Records from a collection:
◇ ◇ ◇ ◇

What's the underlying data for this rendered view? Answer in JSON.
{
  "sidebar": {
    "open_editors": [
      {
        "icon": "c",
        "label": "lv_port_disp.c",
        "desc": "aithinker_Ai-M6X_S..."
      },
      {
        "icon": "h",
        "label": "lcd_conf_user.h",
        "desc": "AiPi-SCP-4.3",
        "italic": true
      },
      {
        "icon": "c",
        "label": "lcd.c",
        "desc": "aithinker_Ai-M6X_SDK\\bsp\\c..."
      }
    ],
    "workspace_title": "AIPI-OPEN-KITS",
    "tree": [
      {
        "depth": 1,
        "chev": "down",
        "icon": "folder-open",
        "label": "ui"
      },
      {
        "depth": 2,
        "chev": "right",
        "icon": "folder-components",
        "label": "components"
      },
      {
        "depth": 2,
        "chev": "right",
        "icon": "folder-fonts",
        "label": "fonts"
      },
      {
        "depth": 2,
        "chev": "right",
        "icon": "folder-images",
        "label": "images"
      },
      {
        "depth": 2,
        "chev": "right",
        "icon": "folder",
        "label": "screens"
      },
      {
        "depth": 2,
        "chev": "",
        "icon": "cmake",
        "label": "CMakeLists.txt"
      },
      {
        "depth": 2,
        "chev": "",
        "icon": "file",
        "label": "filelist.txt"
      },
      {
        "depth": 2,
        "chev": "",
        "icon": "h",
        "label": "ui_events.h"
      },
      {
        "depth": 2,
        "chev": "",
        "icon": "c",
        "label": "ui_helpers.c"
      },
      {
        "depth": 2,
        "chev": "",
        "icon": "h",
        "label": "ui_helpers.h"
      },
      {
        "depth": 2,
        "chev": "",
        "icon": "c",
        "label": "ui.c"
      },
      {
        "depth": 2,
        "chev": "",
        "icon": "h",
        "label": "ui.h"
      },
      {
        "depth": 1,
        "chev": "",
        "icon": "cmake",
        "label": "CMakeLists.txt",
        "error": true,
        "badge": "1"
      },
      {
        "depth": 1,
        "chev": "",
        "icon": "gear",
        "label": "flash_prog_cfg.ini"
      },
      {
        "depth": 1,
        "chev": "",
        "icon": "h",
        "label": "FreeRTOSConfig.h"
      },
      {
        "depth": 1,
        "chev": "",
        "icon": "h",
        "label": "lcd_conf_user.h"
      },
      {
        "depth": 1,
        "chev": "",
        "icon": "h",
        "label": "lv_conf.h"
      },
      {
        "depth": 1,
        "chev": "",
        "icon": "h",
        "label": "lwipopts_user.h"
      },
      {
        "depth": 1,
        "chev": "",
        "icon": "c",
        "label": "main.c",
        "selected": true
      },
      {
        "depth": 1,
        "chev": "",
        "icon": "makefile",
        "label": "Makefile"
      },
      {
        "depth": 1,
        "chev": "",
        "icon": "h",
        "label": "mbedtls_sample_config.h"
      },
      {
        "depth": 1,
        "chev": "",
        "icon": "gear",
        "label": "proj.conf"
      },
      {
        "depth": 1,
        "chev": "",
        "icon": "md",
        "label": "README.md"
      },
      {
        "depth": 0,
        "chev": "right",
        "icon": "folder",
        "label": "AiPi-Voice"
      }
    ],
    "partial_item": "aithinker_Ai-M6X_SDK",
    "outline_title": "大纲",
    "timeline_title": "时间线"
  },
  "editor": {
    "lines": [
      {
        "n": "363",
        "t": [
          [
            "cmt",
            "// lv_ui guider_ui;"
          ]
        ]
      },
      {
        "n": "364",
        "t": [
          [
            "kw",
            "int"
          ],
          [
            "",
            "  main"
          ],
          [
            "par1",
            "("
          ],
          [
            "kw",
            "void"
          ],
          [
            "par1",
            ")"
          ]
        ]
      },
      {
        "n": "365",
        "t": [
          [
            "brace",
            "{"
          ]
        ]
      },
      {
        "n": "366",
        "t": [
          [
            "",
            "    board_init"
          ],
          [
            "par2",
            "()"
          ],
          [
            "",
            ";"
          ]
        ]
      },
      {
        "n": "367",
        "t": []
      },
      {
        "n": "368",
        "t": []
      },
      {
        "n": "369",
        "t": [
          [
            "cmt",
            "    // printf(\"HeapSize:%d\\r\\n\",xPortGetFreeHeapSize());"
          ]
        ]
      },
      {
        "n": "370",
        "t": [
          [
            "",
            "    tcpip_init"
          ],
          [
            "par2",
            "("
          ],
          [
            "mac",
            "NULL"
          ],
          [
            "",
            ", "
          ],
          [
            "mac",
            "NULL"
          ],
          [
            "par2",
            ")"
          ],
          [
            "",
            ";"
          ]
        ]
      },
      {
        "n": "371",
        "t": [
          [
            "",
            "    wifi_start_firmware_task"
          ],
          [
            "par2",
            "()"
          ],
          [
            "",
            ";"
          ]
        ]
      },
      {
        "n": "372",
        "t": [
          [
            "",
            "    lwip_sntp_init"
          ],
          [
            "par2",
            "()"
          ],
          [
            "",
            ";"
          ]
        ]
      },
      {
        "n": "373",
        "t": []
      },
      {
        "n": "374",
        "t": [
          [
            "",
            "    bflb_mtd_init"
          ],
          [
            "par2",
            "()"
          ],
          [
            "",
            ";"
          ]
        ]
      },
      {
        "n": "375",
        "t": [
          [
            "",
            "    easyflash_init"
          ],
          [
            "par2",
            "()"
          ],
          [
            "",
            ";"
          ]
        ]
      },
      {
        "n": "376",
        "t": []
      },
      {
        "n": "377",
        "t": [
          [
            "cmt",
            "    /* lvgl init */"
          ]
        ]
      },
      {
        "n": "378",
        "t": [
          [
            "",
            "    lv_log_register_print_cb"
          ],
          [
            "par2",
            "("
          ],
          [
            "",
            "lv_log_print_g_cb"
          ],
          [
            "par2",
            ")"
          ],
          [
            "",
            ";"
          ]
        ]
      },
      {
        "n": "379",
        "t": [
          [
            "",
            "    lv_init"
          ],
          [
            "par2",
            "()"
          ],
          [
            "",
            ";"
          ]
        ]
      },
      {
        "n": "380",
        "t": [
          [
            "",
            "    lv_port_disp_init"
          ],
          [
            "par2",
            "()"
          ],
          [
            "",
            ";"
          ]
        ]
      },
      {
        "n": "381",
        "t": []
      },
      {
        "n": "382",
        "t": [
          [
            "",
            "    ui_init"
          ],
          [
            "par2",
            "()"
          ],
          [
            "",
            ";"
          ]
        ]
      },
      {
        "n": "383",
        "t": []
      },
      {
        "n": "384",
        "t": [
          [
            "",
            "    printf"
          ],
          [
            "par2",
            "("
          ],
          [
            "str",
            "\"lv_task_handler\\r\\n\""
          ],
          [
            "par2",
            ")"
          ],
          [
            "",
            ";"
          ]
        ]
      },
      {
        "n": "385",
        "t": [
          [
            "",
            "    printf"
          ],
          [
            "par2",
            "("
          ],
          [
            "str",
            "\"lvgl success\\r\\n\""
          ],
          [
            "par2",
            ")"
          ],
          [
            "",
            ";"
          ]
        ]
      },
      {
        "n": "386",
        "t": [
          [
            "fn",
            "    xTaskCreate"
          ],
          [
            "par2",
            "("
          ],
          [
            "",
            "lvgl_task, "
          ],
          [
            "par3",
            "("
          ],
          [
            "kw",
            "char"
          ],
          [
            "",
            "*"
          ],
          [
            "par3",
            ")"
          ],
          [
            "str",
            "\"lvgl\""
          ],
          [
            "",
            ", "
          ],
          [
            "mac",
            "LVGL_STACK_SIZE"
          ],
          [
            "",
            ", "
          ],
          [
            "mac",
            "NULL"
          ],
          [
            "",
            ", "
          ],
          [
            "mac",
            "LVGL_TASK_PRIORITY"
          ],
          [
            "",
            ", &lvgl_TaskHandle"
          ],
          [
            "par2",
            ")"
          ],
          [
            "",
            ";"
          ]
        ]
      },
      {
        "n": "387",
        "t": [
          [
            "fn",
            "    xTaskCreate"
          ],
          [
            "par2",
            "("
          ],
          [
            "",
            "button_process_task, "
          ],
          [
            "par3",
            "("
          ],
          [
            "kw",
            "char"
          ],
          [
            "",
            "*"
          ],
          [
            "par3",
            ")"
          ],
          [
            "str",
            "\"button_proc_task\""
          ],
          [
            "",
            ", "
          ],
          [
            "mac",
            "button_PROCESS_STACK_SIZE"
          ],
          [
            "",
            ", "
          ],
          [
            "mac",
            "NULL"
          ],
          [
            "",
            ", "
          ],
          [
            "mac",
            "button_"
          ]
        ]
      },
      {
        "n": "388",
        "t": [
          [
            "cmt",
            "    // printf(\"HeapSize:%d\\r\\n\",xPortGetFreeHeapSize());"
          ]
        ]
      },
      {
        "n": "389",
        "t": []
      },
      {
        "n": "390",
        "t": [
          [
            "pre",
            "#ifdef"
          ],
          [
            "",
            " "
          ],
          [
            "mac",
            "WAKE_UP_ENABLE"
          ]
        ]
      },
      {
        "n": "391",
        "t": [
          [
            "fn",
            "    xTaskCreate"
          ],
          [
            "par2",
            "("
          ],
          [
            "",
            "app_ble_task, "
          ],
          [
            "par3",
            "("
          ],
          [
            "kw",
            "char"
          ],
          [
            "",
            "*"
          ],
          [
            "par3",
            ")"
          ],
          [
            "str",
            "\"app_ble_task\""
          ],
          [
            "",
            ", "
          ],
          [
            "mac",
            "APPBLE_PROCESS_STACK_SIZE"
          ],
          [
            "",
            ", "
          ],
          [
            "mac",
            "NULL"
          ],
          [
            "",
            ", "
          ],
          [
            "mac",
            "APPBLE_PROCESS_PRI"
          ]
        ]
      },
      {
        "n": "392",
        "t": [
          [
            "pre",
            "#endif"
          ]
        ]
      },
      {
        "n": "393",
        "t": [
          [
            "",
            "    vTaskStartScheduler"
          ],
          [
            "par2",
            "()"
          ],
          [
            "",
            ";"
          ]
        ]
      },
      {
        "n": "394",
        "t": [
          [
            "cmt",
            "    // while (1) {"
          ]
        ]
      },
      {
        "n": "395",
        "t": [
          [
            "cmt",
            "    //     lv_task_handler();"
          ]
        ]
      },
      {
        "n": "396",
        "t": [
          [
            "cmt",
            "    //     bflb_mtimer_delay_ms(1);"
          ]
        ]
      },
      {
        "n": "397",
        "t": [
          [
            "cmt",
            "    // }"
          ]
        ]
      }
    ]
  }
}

◇ ◇ ◇ ◇

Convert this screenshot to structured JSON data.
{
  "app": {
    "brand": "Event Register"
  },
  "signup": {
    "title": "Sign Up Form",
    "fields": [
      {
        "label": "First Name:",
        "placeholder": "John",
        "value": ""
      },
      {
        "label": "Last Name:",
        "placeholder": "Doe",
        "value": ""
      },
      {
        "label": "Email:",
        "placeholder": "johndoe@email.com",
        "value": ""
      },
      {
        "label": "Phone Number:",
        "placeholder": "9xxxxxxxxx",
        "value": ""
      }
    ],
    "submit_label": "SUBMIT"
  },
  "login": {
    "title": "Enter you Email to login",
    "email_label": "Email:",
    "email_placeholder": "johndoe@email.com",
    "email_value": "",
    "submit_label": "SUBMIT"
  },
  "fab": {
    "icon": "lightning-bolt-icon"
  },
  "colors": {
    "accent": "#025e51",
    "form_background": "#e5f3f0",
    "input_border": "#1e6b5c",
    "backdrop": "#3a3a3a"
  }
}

◇ ◇ ◇ ◇

* WHAT IS REQUIRED *
Collect each line above holding the string "JSON".

* SOLUTION TO THE PROBLEM *
What's the underlying data for this rendered view? Answer in JSON.
Convert this screenshot to structured JSON data.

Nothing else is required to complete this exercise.